**Stated problem:** List all lines in the material below that contain "title".

[Figure record extracts]
□ □ □ □
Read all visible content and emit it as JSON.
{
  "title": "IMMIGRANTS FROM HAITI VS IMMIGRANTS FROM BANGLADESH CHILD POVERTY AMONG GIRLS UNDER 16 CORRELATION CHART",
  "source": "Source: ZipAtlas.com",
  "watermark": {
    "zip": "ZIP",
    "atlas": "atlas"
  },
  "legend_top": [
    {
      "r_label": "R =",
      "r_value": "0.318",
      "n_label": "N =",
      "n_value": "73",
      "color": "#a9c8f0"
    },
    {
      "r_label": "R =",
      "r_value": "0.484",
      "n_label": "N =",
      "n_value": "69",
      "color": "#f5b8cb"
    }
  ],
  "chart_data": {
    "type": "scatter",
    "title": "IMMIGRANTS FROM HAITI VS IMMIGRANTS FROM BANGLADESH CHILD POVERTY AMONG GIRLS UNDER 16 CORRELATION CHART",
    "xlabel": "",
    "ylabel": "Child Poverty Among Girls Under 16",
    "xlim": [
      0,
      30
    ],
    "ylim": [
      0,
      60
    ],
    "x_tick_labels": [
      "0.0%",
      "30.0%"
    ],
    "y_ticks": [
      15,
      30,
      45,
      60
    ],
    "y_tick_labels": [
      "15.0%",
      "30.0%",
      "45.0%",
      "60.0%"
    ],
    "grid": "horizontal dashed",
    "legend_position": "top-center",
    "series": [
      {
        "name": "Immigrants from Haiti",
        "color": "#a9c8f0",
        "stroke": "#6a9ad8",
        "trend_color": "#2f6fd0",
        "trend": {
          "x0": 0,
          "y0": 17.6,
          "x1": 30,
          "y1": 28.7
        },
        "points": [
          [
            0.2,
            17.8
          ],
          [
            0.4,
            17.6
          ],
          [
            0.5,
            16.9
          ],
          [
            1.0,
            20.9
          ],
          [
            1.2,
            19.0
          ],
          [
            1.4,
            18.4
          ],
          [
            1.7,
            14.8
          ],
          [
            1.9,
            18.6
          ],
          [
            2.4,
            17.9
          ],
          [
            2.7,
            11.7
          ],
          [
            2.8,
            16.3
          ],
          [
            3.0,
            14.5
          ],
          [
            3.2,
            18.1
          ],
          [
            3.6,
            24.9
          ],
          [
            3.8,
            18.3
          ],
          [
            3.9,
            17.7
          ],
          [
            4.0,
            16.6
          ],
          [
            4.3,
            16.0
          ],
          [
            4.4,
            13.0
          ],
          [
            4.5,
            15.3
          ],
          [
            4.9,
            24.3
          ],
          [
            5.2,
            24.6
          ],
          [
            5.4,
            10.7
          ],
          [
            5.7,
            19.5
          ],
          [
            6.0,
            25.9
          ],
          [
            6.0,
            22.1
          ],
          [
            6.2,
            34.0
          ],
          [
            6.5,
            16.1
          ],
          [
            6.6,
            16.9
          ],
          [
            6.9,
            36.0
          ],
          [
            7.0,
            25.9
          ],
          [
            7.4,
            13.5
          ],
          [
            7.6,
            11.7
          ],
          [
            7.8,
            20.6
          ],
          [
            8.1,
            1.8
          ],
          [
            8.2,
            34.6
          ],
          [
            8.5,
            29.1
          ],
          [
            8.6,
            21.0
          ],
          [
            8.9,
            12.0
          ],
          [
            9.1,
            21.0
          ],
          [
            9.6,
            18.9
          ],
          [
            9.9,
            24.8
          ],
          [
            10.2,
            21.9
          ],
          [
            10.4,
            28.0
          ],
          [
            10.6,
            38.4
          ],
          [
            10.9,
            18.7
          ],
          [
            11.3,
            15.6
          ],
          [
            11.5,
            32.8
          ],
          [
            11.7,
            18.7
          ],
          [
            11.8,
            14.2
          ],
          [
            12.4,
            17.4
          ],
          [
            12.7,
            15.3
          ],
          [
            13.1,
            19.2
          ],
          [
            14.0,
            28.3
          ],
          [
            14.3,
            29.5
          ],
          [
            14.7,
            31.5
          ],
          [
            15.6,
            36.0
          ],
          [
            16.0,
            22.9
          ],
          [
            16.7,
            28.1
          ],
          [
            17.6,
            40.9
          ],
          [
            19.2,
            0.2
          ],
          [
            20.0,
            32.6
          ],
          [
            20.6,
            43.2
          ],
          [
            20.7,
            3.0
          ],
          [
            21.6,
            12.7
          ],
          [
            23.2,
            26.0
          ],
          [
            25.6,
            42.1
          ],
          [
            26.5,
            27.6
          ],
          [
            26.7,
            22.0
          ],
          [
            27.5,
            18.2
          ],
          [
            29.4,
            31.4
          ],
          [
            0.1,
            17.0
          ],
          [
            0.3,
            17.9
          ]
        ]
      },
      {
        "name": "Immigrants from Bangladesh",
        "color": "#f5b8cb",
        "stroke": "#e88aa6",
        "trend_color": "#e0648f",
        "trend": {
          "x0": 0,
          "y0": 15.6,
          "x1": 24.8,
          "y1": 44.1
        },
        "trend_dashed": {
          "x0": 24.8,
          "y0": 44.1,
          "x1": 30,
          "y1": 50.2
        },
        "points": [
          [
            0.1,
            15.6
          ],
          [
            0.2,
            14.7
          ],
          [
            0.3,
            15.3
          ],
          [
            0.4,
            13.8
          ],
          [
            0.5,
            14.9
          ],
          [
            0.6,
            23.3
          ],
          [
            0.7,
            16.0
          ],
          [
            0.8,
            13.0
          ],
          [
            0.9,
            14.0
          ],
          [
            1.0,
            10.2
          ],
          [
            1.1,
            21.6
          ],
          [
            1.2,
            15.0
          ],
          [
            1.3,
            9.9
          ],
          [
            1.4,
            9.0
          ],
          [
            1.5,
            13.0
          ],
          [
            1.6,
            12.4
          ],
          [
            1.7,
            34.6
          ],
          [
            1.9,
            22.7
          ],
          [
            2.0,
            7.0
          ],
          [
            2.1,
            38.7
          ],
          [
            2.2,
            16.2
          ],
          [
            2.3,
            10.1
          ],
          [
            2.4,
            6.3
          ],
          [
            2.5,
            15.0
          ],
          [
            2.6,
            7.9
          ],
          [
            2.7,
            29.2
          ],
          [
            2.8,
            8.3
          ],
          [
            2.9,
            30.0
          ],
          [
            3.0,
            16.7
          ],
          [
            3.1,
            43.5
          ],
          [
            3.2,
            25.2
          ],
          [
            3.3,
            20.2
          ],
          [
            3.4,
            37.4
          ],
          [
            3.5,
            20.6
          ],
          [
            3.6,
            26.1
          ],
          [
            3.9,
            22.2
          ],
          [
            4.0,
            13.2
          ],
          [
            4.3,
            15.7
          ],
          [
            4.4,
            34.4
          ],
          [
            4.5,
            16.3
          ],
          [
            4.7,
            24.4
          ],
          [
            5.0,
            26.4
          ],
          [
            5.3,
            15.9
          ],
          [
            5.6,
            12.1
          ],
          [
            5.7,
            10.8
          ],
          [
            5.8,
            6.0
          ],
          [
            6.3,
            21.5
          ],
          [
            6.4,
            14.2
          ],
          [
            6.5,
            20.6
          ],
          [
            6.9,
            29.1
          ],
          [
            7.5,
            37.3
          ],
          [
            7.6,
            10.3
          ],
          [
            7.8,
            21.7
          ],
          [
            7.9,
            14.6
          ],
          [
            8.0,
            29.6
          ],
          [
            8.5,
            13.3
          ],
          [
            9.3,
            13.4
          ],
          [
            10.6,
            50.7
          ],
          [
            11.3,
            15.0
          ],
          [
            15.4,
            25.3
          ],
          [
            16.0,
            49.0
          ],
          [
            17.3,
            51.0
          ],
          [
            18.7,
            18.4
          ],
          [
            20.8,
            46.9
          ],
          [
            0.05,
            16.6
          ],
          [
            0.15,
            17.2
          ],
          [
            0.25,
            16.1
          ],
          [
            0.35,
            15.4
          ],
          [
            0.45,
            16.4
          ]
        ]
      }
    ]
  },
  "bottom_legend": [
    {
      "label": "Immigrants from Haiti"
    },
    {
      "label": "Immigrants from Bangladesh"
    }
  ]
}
□ □ □ □
**Expected answer:**
  "title": "IMMIGRANTS FROM HAITI VS IMMIGRANTS FROM BANGLADESH CHILD POVERTY AMONG GIRLS UNDER 16 CORRELATION CHART",
    "title": "IMMIGRANTS FROM HAITI VS IMMIGRANTS FROM BANGLADESH CHILD POVERTY AMONG GIRLS UNDER 16 CORRELATION CHART",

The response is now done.